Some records
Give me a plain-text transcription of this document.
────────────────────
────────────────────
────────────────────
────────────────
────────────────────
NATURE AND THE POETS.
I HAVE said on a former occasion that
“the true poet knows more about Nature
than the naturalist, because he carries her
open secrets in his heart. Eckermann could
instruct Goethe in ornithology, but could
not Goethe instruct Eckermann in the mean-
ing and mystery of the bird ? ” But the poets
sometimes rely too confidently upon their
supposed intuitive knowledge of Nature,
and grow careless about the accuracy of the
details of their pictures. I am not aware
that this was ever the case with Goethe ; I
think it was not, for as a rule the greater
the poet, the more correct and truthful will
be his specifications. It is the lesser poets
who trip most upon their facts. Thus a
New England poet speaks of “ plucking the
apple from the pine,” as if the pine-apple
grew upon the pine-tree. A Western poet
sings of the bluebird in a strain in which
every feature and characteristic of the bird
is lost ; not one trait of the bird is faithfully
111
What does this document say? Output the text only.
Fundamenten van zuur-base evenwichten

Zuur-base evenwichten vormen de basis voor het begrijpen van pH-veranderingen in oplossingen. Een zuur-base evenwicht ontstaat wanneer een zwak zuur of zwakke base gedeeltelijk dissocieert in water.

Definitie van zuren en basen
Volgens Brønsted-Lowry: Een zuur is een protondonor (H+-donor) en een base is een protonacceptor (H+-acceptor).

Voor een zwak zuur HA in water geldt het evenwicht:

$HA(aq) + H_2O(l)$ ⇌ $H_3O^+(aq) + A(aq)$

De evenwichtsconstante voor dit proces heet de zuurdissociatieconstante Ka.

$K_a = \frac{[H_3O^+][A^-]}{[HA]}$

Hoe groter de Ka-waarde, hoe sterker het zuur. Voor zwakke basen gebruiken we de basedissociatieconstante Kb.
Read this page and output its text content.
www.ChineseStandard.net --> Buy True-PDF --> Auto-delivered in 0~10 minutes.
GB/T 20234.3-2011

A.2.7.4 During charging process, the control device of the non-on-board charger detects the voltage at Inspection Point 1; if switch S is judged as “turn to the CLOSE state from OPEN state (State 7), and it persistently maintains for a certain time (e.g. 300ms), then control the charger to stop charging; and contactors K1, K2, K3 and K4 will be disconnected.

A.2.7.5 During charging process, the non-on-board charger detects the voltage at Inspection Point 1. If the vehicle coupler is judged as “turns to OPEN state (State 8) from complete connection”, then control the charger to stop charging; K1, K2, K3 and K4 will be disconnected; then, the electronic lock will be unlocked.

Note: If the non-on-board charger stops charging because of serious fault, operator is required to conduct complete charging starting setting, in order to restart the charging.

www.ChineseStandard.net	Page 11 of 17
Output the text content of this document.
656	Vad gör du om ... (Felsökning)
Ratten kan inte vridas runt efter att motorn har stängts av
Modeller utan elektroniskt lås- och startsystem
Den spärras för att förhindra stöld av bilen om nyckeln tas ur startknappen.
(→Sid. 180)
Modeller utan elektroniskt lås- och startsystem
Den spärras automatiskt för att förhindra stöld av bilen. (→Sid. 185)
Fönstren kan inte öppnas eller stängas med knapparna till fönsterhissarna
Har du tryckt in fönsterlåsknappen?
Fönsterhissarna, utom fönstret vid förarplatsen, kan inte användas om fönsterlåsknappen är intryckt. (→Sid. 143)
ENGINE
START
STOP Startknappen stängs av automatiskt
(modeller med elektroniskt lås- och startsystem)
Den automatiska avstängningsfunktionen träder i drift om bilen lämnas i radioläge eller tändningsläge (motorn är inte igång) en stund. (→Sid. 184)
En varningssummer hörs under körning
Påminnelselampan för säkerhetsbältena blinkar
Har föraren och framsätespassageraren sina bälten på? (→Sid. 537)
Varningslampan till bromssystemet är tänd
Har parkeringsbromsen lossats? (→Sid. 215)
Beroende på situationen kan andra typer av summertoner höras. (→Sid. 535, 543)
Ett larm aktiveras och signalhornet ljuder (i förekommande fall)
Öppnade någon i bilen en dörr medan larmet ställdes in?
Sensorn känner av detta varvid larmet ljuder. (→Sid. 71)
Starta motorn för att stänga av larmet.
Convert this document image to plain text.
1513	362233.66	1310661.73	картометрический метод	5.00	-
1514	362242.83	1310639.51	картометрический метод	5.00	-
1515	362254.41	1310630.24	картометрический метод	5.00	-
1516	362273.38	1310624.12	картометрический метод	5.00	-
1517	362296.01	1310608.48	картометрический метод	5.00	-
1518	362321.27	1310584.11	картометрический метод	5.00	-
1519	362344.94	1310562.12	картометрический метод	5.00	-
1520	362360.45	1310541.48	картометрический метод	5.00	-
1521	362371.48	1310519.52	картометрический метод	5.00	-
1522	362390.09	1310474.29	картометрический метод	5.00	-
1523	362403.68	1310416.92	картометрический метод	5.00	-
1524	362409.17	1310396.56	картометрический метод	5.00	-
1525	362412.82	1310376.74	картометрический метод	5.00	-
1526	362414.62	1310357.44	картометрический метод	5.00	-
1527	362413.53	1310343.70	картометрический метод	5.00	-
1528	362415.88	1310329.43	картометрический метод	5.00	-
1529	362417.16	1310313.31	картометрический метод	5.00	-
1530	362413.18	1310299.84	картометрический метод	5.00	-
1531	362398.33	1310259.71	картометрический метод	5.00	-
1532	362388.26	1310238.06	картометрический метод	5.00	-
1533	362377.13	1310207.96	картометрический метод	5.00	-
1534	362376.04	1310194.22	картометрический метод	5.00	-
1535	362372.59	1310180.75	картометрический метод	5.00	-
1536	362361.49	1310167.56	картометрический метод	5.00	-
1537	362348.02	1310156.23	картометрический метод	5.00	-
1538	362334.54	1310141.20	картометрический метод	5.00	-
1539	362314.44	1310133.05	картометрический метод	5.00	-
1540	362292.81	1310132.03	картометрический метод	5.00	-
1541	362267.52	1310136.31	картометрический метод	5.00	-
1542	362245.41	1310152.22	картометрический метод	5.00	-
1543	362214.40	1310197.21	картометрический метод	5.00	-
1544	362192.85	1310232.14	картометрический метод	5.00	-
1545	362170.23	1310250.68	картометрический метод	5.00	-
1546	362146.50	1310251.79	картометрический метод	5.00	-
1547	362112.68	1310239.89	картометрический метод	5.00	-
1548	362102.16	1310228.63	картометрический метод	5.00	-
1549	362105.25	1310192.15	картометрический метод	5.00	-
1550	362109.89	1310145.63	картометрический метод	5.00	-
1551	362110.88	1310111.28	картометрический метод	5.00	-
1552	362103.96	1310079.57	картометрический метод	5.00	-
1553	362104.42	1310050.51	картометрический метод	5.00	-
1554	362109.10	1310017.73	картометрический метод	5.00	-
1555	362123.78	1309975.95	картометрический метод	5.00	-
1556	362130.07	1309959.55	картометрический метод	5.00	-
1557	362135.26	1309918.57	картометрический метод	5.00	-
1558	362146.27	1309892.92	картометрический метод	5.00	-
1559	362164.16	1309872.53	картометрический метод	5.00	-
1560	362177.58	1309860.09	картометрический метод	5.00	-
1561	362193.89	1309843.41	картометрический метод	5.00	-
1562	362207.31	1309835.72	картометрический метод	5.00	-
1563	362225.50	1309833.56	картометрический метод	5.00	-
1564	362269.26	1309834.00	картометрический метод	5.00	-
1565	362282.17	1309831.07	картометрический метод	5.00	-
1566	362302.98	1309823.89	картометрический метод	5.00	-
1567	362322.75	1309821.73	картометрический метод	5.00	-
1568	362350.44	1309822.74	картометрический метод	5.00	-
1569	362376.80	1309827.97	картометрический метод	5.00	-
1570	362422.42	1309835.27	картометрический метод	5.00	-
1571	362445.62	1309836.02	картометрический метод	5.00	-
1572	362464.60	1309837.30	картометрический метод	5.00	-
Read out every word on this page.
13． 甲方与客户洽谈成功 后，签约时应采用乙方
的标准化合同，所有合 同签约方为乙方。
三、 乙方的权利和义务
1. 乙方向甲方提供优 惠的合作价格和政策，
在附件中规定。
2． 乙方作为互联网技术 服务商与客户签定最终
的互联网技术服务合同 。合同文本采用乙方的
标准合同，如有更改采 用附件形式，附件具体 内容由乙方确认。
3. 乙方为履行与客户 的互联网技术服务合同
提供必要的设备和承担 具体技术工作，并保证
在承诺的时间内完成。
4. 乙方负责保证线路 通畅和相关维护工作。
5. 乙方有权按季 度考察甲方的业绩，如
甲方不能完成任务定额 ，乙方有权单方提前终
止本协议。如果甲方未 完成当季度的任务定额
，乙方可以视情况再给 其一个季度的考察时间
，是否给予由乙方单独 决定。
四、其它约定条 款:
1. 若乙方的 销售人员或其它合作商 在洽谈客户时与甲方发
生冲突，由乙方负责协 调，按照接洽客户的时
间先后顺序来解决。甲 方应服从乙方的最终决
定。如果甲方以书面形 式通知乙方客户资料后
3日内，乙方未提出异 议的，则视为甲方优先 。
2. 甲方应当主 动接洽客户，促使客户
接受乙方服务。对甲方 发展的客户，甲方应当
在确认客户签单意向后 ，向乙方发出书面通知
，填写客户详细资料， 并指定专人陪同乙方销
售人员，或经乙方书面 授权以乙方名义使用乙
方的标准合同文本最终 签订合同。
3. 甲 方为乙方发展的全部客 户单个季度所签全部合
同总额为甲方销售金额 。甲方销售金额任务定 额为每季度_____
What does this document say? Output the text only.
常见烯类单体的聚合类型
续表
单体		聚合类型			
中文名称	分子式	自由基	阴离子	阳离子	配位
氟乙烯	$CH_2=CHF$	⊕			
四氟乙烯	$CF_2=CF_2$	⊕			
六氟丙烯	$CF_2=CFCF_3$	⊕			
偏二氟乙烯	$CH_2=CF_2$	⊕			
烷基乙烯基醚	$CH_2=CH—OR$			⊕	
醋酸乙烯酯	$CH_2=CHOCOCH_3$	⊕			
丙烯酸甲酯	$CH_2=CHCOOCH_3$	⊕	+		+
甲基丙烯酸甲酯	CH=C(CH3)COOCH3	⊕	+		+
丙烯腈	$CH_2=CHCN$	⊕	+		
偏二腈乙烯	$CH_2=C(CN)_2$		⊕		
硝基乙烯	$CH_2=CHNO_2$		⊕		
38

_WHAT TO WORK ON:_ Write out only what runs from the line holding "Read out every word on this page." through the last line of the records, exactly as shown.

_EXERCISE SOLUTION:_
Read out every word on this page.
13． 甲方与客户洽谈成功 后，签约时应采用乙方
的标准化合同，所有合 同签约方为乙方。
三、 乙方的权利和义务
1. 乙方向甲方提供优 惠的合作价格和政策，
在附件中规定。
2． 乙方作为互联网技术 服务商与客户签定最终
的互联网技术服务合同 。合同文本采用乙方的
标准合同，如有更改采 用附件形式，附件具体 内容由乙方确认。
3. 乙方为履行与客户 的互联网技术服务合同
提供必要的设备和承担 具体技术工作，并保证
在承诺的时间内完成。
4. 乙方负责保证线路 通畅和相关维护工作。
5. 乙方有权按季 度考察甲方的业绩，如
甲方不能完成任务定额 ，乙方有权单方提前终
止本协议。如果甲方未 完成当季度的任务定额
，乙方可以视情况再给 其一个季度的考察时间
，是否给予由乙方单独 决定。
四、其它约定条 款:
1. 若乙方的 销售人员或其它合作商 在洽谈客户时与甲方发
生冲突，由乙方负责协 调，按照接洽客户的时
间先后顺序来解决。甲 方应服从乙方的最终决
定。如果甲方以书面形 式通知乙方客户资料后
3日内，乙方未提出异 议的，则视为甲方优先 。
2. 甲方应当主 动接洽客户，促使客户
接受乙方服务。对甲方 发展的客户，甲方应当
在确认客户签单意向后 ，向乙方发出书面通知
，填写客户详细资料， 并指定专人陪同乙方销
售人员，或经乙方书面 授权以乙方名义使用乙
方的标准合同文本最终 签订合同。
3. 甲 方为乙方发展的全部客 户单个季度所签全部合
同总额为甲方销售金额 。甲方销售金额任务定 额为每季度_____
What does this document say? Output the text only.
常见烯类单体的聚合类型
续表
单体		聚合类型			
中文名称	分子式	自由基	阴离子	阳离子	配位
氟乙烯	$CH_2=CHF$	⊕			
四氟乙烯	$CF_2=CF_2$	⊕			
六氟丙烯	$CF_2=CFCF_3$	⊕			
偏二氟乙烯	$CH_2=CF_2$	⊕			
烷基乙烯基醚	$CH_2=CH—OR$			⊕	
醋酸乙烯酯	$CH_2=CHOCOCH_3$	⊕			
丙烯酸甲酯	$CH_2=CHCOOCH_3$	⊕	+		+
甲基丙烯酸甲酯	CH=C(CH3)COOCH3	⊕	+		+
丙烯腈	$CH_2=CHCN$	⊕	+		
偏二腈乙烯	$CH_2=C(CN)_2$		⊕		
硝基乙烯	$CH_2=CHNO_2$		⊕		
38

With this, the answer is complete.